Task description | Locate the lines where "letter" occurs and copy them as they stand.
-----
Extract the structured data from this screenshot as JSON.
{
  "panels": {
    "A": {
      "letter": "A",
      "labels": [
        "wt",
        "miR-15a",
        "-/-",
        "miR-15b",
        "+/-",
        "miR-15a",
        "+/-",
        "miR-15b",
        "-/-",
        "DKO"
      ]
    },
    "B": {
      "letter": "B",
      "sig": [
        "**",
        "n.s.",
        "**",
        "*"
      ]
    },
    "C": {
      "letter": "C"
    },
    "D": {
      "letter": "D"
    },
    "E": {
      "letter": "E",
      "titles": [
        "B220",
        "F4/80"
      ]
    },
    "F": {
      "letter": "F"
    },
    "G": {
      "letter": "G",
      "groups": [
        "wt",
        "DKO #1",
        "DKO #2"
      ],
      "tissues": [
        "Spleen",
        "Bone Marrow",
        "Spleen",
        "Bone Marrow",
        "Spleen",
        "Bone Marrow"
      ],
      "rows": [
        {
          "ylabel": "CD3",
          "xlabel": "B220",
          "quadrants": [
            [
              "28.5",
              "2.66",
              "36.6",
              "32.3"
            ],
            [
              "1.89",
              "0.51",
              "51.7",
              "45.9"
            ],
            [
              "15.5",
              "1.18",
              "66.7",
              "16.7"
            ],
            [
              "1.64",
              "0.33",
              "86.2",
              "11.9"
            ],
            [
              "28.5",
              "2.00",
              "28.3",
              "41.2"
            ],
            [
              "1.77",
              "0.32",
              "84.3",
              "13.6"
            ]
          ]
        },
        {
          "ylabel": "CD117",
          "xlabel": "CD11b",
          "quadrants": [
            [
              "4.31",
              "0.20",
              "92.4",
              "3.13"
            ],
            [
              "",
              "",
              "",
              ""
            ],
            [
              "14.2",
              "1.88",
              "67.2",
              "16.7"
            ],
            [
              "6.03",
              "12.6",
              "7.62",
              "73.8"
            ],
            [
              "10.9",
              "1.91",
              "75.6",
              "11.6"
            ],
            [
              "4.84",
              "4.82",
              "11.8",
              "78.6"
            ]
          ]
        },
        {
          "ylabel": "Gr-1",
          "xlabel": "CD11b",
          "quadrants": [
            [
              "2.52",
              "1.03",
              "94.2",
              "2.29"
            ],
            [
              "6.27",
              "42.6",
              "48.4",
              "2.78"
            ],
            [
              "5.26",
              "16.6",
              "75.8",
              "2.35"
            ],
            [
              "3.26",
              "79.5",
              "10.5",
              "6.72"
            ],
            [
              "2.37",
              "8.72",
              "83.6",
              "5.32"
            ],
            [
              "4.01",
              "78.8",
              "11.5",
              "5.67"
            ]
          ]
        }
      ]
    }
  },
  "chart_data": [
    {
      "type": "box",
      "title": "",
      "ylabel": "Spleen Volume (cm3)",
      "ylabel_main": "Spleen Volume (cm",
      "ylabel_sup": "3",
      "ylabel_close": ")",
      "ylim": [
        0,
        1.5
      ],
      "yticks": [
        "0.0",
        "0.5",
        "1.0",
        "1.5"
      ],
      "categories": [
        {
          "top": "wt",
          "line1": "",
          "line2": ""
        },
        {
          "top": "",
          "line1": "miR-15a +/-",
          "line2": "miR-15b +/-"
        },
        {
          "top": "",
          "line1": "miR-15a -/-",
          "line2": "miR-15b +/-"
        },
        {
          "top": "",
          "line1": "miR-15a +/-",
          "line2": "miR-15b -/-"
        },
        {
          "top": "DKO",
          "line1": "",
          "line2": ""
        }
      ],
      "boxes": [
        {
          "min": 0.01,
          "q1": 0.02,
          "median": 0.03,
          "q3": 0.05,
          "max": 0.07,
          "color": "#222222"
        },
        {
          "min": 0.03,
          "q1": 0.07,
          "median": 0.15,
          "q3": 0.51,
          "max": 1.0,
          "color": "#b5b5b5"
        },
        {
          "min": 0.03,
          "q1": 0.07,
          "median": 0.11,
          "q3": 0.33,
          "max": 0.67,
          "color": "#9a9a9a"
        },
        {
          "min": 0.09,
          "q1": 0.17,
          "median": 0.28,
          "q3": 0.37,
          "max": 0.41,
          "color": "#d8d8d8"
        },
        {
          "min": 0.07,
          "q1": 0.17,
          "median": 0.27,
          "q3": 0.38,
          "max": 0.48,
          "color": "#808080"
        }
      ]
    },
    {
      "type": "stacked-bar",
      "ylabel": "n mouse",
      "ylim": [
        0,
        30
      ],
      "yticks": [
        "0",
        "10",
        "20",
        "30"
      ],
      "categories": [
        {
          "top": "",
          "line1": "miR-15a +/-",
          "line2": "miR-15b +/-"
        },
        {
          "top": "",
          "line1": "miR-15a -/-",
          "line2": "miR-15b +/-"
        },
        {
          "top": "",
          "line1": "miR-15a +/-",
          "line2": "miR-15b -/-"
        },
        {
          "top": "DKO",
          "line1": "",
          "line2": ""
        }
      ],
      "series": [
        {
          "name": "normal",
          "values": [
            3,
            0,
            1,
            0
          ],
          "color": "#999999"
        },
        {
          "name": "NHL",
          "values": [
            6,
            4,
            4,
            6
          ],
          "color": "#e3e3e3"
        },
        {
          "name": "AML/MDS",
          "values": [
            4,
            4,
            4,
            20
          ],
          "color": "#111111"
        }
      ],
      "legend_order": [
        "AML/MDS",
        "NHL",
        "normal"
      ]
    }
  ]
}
-----
Response |
      "letter": "A",
      "letter": "B",
      "letter": "C"
      "letter": "D"
      "letter": "E",
      "letter": "F"
      "letter": "G",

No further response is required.